Retype the listing that follows, word for word.
____________
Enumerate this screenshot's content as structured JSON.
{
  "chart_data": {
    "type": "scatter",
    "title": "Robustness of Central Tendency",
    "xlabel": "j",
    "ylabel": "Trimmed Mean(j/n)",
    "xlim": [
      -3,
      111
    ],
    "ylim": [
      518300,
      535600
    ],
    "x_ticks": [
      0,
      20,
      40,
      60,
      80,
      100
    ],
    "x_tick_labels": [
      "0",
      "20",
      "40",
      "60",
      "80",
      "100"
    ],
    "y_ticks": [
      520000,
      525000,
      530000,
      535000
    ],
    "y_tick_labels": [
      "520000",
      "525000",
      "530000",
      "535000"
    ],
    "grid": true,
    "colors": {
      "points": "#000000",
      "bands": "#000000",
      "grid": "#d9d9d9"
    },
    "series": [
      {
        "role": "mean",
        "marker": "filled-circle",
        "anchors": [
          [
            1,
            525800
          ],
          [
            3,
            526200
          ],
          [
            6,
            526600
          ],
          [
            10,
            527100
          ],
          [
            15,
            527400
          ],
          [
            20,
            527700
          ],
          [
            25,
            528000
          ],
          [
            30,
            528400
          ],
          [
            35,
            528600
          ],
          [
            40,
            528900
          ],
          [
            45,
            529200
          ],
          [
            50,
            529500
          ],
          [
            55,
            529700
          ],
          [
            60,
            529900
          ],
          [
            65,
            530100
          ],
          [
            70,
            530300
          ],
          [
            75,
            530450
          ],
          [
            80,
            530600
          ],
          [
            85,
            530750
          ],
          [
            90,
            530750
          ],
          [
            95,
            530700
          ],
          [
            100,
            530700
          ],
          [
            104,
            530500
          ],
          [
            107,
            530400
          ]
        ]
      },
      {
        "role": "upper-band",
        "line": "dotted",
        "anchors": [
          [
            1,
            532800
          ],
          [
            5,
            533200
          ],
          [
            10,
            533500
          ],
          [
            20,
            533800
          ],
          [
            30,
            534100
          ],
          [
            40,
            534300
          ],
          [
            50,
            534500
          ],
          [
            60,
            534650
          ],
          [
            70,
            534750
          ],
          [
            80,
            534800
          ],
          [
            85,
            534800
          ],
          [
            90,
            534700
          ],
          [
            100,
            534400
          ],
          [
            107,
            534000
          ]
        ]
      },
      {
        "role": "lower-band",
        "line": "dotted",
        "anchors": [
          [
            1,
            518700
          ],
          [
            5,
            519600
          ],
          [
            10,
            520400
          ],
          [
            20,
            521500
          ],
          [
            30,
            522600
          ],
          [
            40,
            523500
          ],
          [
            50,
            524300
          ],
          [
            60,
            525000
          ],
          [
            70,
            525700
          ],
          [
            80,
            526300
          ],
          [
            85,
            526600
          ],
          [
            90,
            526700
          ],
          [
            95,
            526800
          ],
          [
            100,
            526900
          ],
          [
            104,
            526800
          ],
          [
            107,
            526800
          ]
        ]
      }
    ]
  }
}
____________
-- SOLUTION TO THE PROBLEM --
Enumerate this screenshot's content as structured JSON.
{
  "chart_data": {
    "type": "scatter",
    "title": "Robustness of Central Tendency",
    "xlabel": "j",
    "ylabel": "Trimmed Mean(j/n)",
    "xlim": [
      -3,
      111
    ],
    "ylim": [
      518300,
      535600
    ],
    "x_ticks": [
      0,
      20,
      40,
      60,
      80,
      100
    ],
    "x_tick_labels": [
      "0",
      "20",
      "40",
      "60",
      "80",
      "100"
    ],
    "y_ticks": [
      520000,
      525000,
      530000,
      535000
    ],
    "y_tick_labels": [
      "520000",
      "525000",
      "530000",
      "535000"
    ],
    "grid": true,
    "colors": {
      "points": "#000000",
      "bands": "#000000",
      "grid": "#d9d9d9"
    },
    "series": [
      {
        "role": "mean",
        "marker": "filled-circle",
        "anchors": [
          [
            1,
            525800
          ],
          [
            3,
            526200
          ],
          [
            6,
            526600
          ],
          [
            10,
            527100
          ],
          [
            15,
            527400
          ],
          [
            20,
            527700
          ],
          [
            25,
            528000
          ],
          [
            30,
            528400
          ],
          [
            35,
            528600
          ],
          [
            40,
            528900
          ],
          [
            45,
            529200
          ],
          [
            50,
            529500
          ],
          [
            55,
            529700
          ],
          [
            60,
            529900
          ],
          [
            65,
            530100
          ],
          [
            70,
            530300
          ],
          [
            75,
            530450
          ],
          [
            80,
            530600
          ],
          [
            85,
            530750
          ],
          [
            90,
            530750
          ],
          [
            95,
            530700
          ],
          [
            100,
            530700
          ],
          [
            104,
            530500
          ],
          [
            107,
            530400
          ]
        ]
      },
      {
        "role": "upper-band",
        "line": "dotted",
        "anchors": [
          [
            1,
            532800
          ],
          [
            5,
            533200
          ],
          [
            10,
            533500
          ],
          [
            20,
            533800
          ],
          [
            30,
            534100
          ],
          [
            40,
            534300
          ],
          [
            50,
            534500
          ],
          [
            60,
            534650
          ],
          [
            70,
            534750
          ],
          [
            80,
            534800
          ],
          [
            85,
            534800
          ],
          [
            90,
            534700
          ],
          [
            100,
            534400
          ],
          [
            107,
            534000
          ]
        ]
      },
      {
        "role": "lower-band",
        "line": "dotted",
        "anchors": [
          [
            1,
            518700
          ],
          [
            5,
            519600
          ],
          [
            10,
            520400
          ],
          [
            20,
            521500
          ],
          [
            30,
            522600
          ],
          [
            40,
            523500
          ],
          [
            50,
            524300
          ],
          [
            60,
            525000
          ],
          [
            70,
            525700
          ],
          [
            80,
            526300
          ],
          [
            85,
            526600
          ],
          [
            90,
            526700
          ],
          [
            95,
            526800
          ],
          [
            100,
            526900
          ],
          [
            104,
            526800
          ],
          [
            107,
            526800
          ]
        ]
      }
    ]
  }
}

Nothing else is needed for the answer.